- EXERCISE OBJECTIVE -
Search the material for the string "charades", then report how many lines hold it, with no other text.

>> start

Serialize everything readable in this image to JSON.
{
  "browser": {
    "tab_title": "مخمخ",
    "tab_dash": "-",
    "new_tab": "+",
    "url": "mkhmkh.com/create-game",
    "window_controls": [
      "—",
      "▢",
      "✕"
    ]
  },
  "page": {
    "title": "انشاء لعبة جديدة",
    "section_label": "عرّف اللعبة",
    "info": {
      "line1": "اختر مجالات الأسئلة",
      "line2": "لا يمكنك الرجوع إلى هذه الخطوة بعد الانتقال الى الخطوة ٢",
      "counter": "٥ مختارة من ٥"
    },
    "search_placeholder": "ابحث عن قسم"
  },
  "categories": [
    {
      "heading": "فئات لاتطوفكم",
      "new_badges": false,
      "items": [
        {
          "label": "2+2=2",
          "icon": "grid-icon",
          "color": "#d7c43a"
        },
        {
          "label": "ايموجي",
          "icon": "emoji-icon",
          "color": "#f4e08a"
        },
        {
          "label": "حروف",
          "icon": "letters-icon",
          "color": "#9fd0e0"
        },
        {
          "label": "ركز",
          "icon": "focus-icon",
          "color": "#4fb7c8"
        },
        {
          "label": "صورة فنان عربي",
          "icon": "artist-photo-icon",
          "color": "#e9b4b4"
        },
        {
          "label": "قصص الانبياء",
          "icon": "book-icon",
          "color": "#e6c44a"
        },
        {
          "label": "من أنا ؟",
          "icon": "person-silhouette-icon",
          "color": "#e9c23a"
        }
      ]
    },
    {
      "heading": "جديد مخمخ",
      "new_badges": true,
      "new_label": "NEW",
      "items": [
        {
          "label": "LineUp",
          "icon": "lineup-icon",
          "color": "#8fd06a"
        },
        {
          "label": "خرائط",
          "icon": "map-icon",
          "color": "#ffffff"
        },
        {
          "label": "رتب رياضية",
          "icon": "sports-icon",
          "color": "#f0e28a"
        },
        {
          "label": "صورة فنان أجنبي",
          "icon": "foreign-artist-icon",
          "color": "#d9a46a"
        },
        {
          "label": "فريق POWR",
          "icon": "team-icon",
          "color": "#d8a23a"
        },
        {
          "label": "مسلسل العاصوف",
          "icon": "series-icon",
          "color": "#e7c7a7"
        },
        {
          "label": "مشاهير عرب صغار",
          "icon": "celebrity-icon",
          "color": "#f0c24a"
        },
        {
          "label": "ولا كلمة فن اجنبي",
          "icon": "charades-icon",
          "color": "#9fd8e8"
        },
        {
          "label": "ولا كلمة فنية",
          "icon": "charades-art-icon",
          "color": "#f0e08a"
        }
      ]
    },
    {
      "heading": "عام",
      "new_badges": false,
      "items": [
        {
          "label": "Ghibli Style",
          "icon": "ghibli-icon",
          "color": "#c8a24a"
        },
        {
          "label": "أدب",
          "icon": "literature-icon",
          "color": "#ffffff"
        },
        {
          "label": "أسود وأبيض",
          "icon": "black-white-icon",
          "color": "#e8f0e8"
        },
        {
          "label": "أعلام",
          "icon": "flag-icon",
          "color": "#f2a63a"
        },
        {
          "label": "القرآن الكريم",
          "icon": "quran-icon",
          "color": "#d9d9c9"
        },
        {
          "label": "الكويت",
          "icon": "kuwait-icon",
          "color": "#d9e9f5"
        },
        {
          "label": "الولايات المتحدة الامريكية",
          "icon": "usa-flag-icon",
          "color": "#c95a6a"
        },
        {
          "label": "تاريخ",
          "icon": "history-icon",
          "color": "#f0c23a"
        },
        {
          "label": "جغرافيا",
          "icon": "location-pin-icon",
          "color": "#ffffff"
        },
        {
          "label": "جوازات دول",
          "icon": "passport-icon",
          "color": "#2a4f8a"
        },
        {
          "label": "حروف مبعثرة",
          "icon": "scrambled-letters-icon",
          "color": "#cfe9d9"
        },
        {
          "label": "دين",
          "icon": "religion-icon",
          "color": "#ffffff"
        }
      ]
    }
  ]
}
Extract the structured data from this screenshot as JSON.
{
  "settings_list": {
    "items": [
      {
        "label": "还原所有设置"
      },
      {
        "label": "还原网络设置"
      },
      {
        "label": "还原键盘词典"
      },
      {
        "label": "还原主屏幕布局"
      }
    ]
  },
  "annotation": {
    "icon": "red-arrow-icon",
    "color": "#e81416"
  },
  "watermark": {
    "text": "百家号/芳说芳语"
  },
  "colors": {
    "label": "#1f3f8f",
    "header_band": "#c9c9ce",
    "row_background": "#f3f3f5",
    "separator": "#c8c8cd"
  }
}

>> end

- SOLUTION -
2